■ INSTRUCTION ■
Transcribe the records exactly. Pictures do not belong in the transcription.
============
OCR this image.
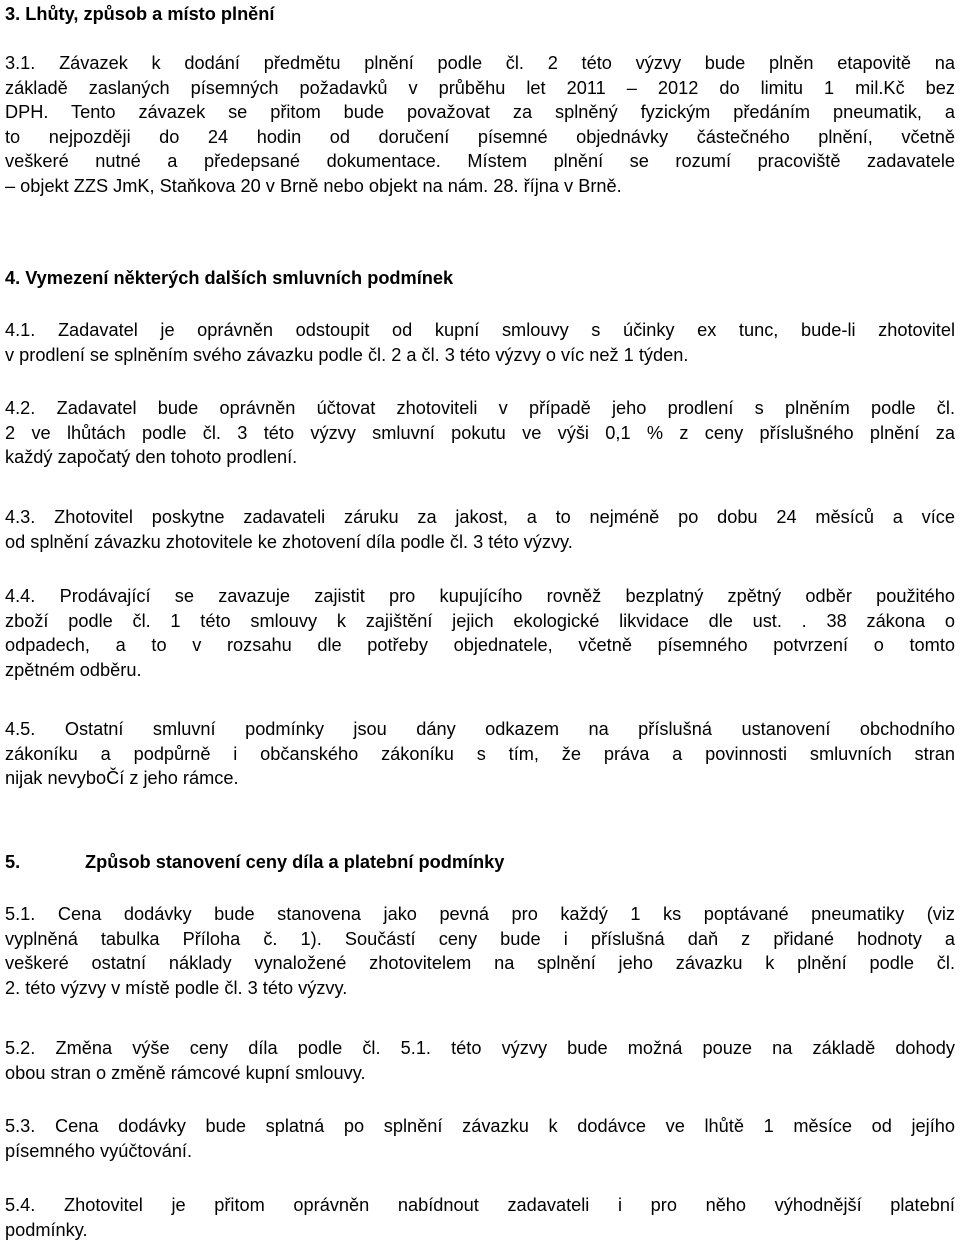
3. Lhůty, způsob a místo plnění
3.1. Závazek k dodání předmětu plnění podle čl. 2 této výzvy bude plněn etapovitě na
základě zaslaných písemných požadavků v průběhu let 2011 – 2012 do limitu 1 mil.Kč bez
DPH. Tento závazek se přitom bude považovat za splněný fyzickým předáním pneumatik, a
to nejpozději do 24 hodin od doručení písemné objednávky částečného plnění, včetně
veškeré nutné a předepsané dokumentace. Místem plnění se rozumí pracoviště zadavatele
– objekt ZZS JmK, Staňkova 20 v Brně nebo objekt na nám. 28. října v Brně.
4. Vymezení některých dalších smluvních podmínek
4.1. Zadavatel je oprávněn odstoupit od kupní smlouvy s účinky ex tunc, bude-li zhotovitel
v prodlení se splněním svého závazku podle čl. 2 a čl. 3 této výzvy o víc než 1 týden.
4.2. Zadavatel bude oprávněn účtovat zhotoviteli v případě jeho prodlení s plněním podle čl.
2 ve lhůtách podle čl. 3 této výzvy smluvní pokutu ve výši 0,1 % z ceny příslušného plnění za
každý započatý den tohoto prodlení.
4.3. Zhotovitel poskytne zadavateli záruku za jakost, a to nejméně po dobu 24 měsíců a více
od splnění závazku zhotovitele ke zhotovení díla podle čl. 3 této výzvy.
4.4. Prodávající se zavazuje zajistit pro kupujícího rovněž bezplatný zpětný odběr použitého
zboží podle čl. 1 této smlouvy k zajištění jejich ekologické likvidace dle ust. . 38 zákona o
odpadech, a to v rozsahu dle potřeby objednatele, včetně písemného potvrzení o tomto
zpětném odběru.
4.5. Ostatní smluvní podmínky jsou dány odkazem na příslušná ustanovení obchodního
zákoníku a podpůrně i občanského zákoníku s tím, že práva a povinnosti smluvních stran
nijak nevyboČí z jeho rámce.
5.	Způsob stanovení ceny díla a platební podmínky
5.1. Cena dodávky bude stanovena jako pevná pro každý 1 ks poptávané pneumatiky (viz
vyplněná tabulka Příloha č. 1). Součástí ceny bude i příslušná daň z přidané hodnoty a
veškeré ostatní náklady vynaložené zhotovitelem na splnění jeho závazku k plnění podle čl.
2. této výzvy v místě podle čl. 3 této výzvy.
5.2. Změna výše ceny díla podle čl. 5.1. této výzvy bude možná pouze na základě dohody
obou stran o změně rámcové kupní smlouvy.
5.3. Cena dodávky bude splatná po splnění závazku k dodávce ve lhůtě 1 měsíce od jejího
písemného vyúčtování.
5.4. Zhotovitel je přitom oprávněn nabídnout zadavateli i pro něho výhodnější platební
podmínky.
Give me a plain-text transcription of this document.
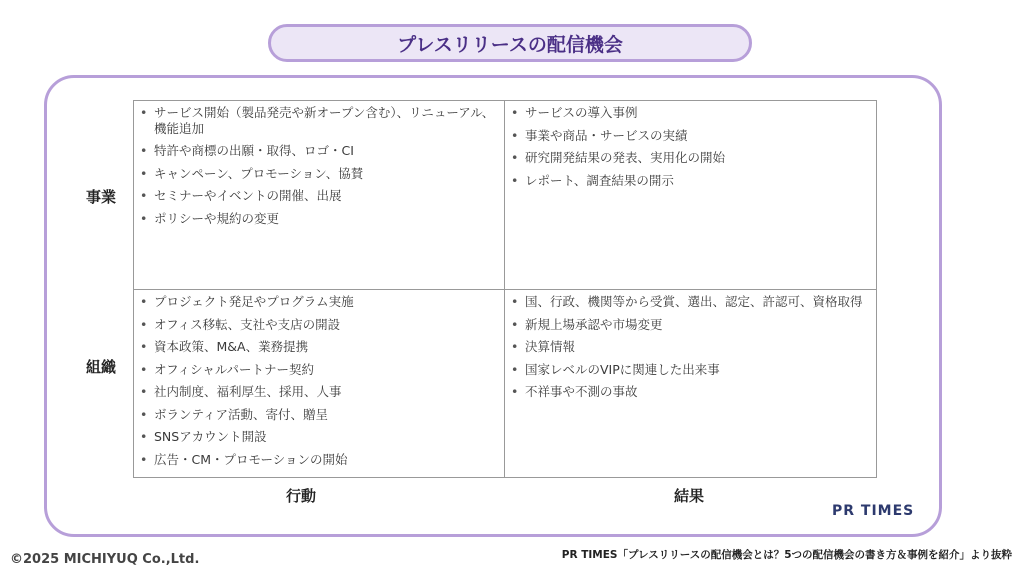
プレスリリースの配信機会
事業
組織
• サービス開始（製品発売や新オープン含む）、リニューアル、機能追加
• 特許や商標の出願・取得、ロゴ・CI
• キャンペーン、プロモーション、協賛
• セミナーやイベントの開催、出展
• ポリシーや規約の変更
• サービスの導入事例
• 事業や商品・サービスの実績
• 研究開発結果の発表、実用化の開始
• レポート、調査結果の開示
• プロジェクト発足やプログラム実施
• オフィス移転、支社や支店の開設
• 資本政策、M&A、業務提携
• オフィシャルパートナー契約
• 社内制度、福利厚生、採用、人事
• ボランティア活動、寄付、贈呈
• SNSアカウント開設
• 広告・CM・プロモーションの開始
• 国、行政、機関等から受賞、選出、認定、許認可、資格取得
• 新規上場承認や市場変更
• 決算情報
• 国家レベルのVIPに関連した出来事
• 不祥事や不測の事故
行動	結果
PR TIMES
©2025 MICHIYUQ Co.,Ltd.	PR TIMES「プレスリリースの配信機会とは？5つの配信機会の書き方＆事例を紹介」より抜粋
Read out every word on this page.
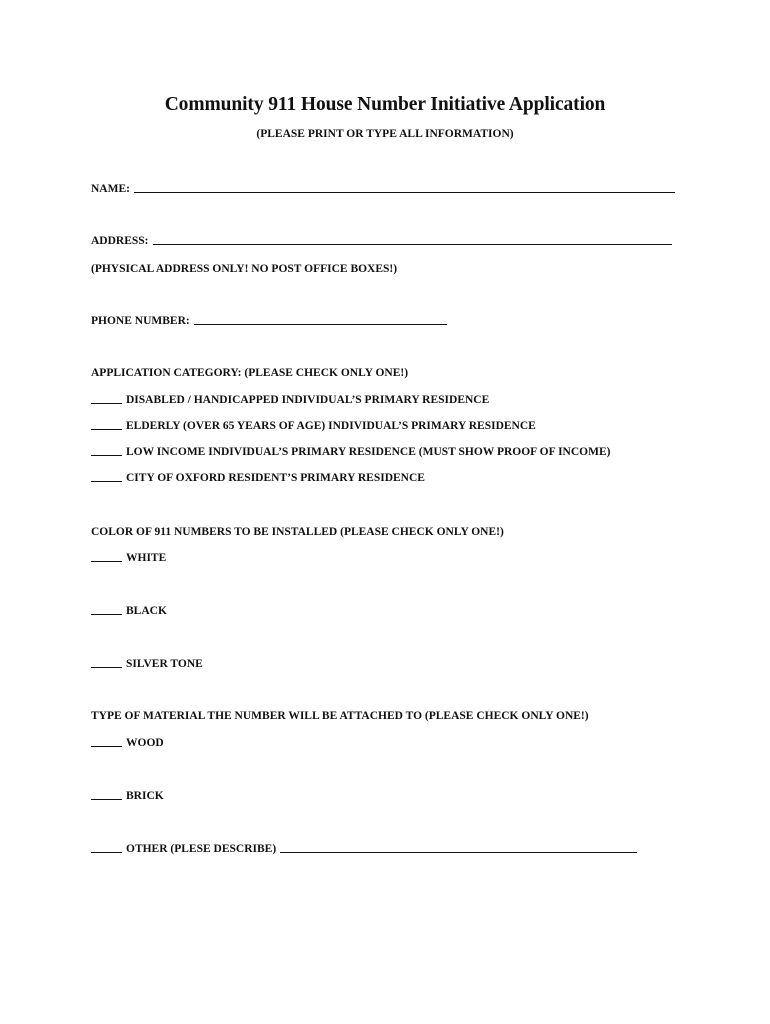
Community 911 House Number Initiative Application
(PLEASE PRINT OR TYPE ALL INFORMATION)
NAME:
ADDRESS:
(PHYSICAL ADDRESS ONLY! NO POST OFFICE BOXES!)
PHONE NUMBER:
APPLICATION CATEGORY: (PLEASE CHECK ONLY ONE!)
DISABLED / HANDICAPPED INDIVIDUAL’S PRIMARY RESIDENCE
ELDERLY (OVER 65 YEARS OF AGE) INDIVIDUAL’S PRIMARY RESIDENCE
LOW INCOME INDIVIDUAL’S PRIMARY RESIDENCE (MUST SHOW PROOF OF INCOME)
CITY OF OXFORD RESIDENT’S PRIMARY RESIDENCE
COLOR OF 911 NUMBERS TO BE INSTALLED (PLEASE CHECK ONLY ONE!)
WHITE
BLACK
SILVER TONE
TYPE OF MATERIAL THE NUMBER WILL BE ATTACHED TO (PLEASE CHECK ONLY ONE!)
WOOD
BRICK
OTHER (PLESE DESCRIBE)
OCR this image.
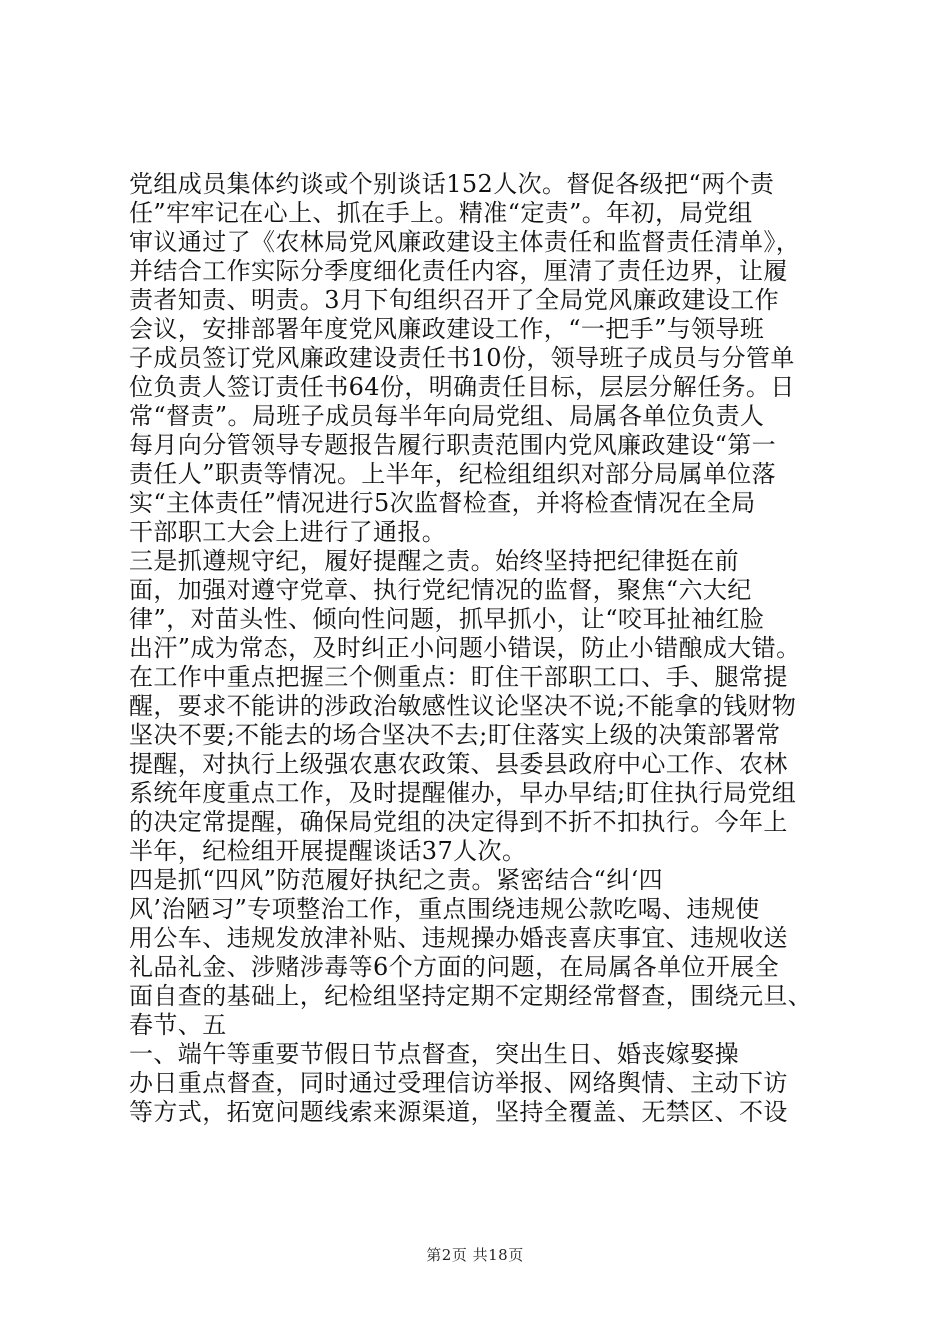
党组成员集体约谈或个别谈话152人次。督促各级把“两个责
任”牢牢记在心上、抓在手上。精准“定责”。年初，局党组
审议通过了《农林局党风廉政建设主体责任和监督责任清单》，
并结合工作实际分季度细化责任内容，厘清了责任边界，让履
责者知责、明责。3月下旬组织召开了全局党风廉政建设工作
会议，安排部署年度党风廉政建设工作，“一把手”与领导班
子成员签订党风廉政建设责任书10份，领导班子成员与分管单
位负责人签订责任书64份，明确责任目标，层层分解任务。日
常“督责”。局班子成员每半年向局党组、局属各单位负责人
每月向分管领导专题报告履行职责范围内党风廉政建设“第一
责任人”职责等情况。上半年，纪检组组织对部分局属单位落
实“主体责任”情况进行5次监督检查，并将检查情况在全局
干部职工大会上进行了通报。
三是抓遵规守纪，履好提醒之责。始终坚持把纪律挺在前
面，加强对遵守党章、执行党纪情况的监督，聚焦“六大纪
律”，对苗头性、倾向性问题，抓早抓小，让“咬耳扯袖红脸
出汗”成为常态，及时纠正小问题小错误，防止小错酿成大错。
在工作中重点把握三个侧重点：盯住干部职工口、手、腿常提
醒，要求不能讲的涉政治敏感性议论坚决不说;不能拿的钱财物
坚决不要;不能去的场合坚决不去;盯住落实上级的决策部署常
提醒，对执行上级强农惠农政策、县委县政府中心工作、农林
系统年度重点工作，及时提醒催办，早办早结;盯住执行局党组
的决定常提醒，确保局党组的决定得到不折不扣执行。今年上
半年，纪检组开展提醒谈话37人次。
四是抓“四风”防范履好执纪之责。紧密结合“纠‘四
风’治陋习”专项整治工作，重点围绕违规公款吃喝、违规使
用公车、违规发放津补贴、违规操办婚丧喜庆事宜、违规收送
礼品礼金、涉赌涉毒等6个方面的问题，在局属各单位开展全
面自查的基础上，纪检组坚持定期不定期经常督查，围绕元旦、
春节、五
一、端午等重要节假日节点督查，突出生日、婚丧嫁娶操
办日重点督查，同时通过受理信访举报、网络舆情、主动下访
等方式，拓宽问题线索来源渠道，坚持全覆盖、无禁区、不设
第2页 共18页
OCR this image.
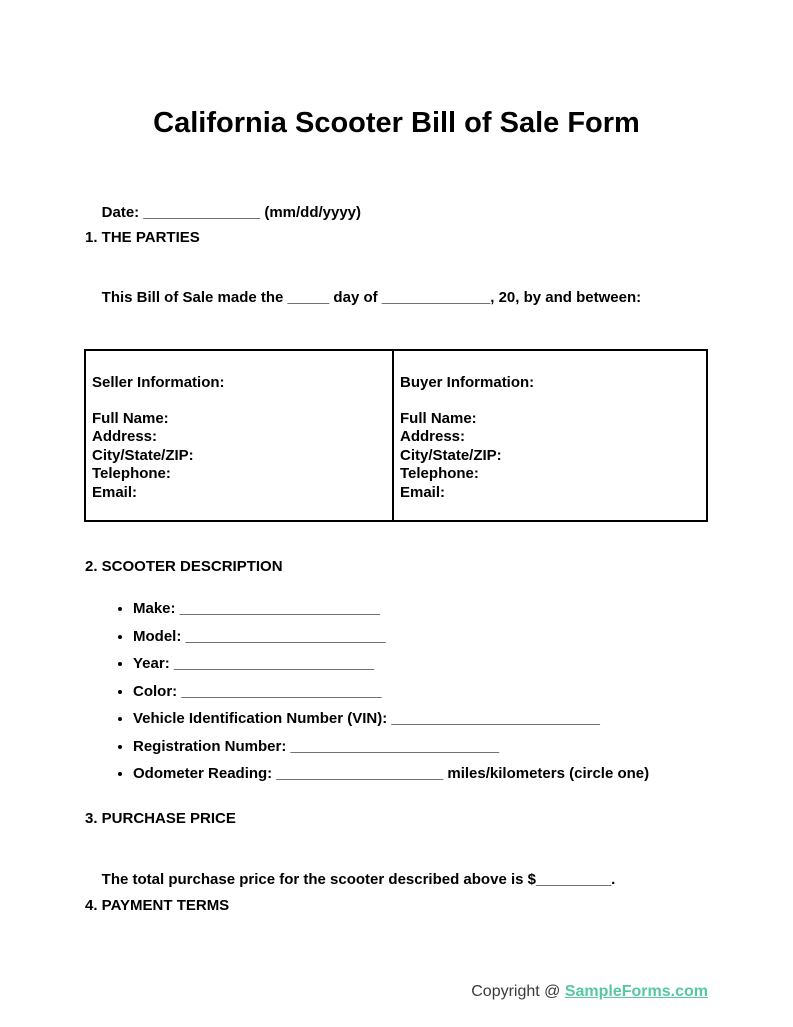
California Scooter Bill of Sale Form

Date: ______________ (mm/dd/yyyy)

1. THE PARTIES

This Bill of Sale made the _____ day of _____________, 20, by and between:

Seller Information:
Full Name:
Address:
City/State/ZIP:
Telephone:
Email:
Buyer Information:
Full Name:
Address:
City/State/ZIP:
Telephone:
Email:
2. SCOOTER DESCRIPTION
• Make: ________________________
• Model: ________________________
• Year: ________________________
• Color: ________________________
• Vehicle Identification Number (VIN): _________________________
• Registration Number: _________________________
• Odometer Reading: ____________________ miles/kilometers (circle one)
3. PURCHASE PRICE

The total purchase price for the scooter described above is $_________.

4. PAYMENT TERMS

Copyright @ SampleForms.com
============
■ RESULT BELOW ■
OCR this image.
3. Lhůty, způsob a místo plnění
3.1. Závazek k dodání předmětu plnění podle čl. 2 této výzvy bude plněn etapovitě na
základě zaslaných písemných požadavků v průběhu let 2011 – 2012 do limitu 1 mil.Kč bez
DPH. Tento závazek se přitom bude považovat za splněný fyzickým předáním pneumatik, a
to nejpozději do 24 hodin od doručení písemné objednávky částečného plnění, včetně
veškeré nutné a předepsané dokumentace. Místem plnění se rozumí pracoviště zadavatele
– objekt ZZS JmK, Staňkova 20 v Brně nebo objekt na nám. 28. října v Brně.
4. Vymezení některých dalších smluvních podmínek
4.1. Zadavatel je oprávněn odstoupit od kupní smlouvy s účinky ex tunc, bude-li zhotovitel
v prodlení se splněním svého závazku podle čl. 2 a čl. 3 této výzvy o víc než 1 týden.
4.2. Zadavatel bude oprávněn účtovat zhotoviteli v případě jeho prodlení s plněním podle čl.
2 ve lhůtách podle čl. 3 této výzvy smluvní pokutu ve výši 0,1 % z ceny příslušného plnění za
každý započatý den tohoto prodlení.
4.3. Zhotovitel poskytne zadavateli záruku za jakost, a to nejméně po dobu 24 měsíců a více
od splnění závazku zhotovitele ke zhotovení díla podle čl. 3 této výzvy.
4.4. Prodávající se zavazuje zajistit pro kupujícího rovněž bezplatný zpětný odběr použitého
zboží podle čl. 1 této smlouvy k zajištění jejich ekologické likvidace dle ust. . 38 zákona o
odpadech, a to v rozsahu dle potřeby objednatele, včetně písemného potvrzení o tomto
zpětném odběru.
4.5. Ostatní smluvní podmínky jsou dány odkazem na příslušná ustanovení obchodního
zákoníku a podpůrně i občanského zákoníku s tím, že práva a povinnosti smluvních stran
nijak nevyboČí z jeho rámce.
5.	Způsob stanovení ceny díla a platební podmínky
5.1. Cena dodávky bude stanovena jako pevná pro každý 1 ks poptávané pneumatiky (viz
vyplněná tabulka Příloha č. 1). Součástí ceny bude i příslušná daň z přidané hodnoty a
veškeré ostatní náklady vynaložené zhotovitelem na splnění jeho závazku k plnění podle čl.
2. této výzvy v místě podle čl. 3 této výzvy.
5.2. Změna výše ceny díla podle čl. 5.1. této výzvy bude možná pouze na základě dohody
obou stran o změně rámcové kupní smlouvy.
5.3. Cena dodávky bude splatná po splnění závazku k dodávce ve lhůtě 1 měsíce od jejího
písemného vyúčtování.
5.4. Zhotovitel je přitom oprávněn nabídnout zadavateli i pro něho výhodnější platební
podmínky.
Give me a plain-text transcription of this document.
プレスリリースの配信機会
事業
組織
• サービス開始（製品発売や新オープン含む）、リニューアル、機能追加
• 特許や商標の出願・取得、ロゴ・CI
• キャンペーン、プロモーション、協賛
• セミナーやイベントの開催、出展
• ポリシーや規約の変更
• サービスの導入事例
• 事業や商品・サービスの実績
• 研究開発結果の発表、実用化の開始
• レポート、調査結果の開示
• プロジェクト発足やプログラム実施
• オフィス移転、支社や支店の開設
• 資本政策、M&A、業務提携
• オフィシャルパートナー契約
• 社内制度、福利厚生、採用、人事
• ボランティア活動、寄付、贈呈
• SNSアカウント開設
• 広告・CM・プロモーションの開始
• 国、行政、機関等から受賞、選出、認定、許認可、資格取得
• 新規上場承認や市場変更
• 決算情報
• 国家レベルのVIPに関連した出来事
• 不祥事や不測の事故
行動	結果
PR TIMES
©2025 MICHIYUQ Co.,Ltd.	PR TIMES「プレスリリースの配信機会とは？5つの配信機会の書き方＆事例を紹介」より抜粋
Read out every word on this page.
Community 911 House Number Initiative Application
(PLEASE PRINT OR TYPE ALL INFORMATION)
NAME:
ADDRESS:
(PHYSICAL ADDRESS ONLY! NO POST OFFICE BOXES!)
PHONE NUMBER:
APPLICATION CATEGORY: (PLEASE CHECK ONLY ONE!)
DISABLED / HANDICAPPED INDIVIDUAL’S PRIMARY RESIDENCE
ELDERLY (OVER 65 YEARS OF AGE) INDIVIDUAL’S PRIMARY RESIDENCE
LOW INCOME INDIVIDUAL’S PRIMARY RESIDENCE (MUST SHOW PROOF OF INCOME)
CITY OF OXFORD RESIDENT’S PRIMARY RESIDENCE
COLOR OF 911 NUMBERS TO BE INSTALLED (PLEASE CHECK ONLY ONE!)
WHITE
BLACK
SILVER TONE
TYPE OF MATERIAL THE NUMBER WILL BE ATTACHED TO (PLEASE CHECK ONLY ONE!)
WOOD
BRICK
OTHER (PLESE DESCRIBE)
OCR this image.
党组成员集体约谈或个别谈话152人次。督促各级把“两个责
任”牢牢记在心上、抓在手上。精准“定责”。年初，局党组
审议通过了《农林局党风廉政建设主体责任和监督责任清单》，
并结合工作实际分季度细化责任内容，厘清了责任边界，让履
责者知责、明责。3月下旬组织召开了全局党风廉政建设工作
会议，安排部署年度党风廉政建设工作，“一把手”与领导班
子成员签订党风廉政建设责任书10份，领导班子成员与分管单
位负责人签订责任书64份，明确责任目标，层层分解任务。日
常“督责”。局班子成员每半年向局党组、局属各单位负责人
每月向分管领导专题报告履行职责范围内党风廉政建设“第一
责任人”职责等情况。上半年，纪检组组织对部分局属单位落
实“主体责任”情况进行5次监督检查，并将检查情况在全局
干部职工大会上进行了通报。
三是抓遵规守纪，履好提醒之责。始终坚持把纪律挺在前
面，加强对遵守党章、执行党纪情况的监督，聚焦“六大纪
律”，对苗头性、倾向性问题，抓早抓小，让“咬耳扯袖红脸
出汗”成为常态，及时纠正小问题小错误，防止小错酿成大错。
在工作中重点把握三个侧重点：盯住干部职工口、手、腿常提
醒，要求不能讲的涉政治敏感性议论坚决不说;不能拿的钱财物
坚决不要;不能去的场合坚决不去;盯住落实上级的决策部署常
提醒，对执行上级强农惠农政策、县委县政府中心工作、农林
系统年度重点工作，及时提醒催办，早办早结;盯住执行局党组
的决定常提醒，确保局党组的决定得到不折不扣执行。今年上
半年，纪检组开展提醒谈话37人次。
四是抓“四风”防范履好执纪之责。紧密结合“纠‘四
风’治陋习”专项整治工作，重点围绕违规公款吃喝、违规使
用公车、违规发放津补贴、违规操办婚丧喜庆事宜、违规收送
礼品礼金、涉赌涉毒等6个方面的问题，在局属各单位开展全
面自查的基础上，纪检组坚持定期不定期经常督查，围绕元旦、
春节、五
一、端午等重要节假日节点督查，突出生日、婚丧嫁娶操
办日重点督查，同时通过受理信访举报、网络舆情、主动下访
等方式，拓宽问题线索来源渠道，坚持全覆盖、无禁区、不设
第2页 共18页
OCR this image.
California Scooter Bill of Sale Form

Date: ______________ (mm/dd/yyyy)

1. THE PARTIES

This Bill of Sale made the _____ day of _____________, 20, by and between:

Seller Information:
Full Name:
Address:
City/State/ZIP:
Telephone:
Email:
Buyer Information:
Full Name:
Address:
City/State/ZIP:
Telephone:
Email:
2. SCOOTER DESCRIPTION
• Make: ________________________
• Model: ________________________
• Year: ________________________
• Color: ________________________
• Vehicle Identification Number (VIN): _________________________
• Registration Number: _________________________
• Odometer Reading: ____________________ miles/kilometers (circle one)
3. PURCHASE PRICE

The total purchase price for the scooter described above is $_________.

4. PAYMENT TERMS

Copyright @ SampleForms.com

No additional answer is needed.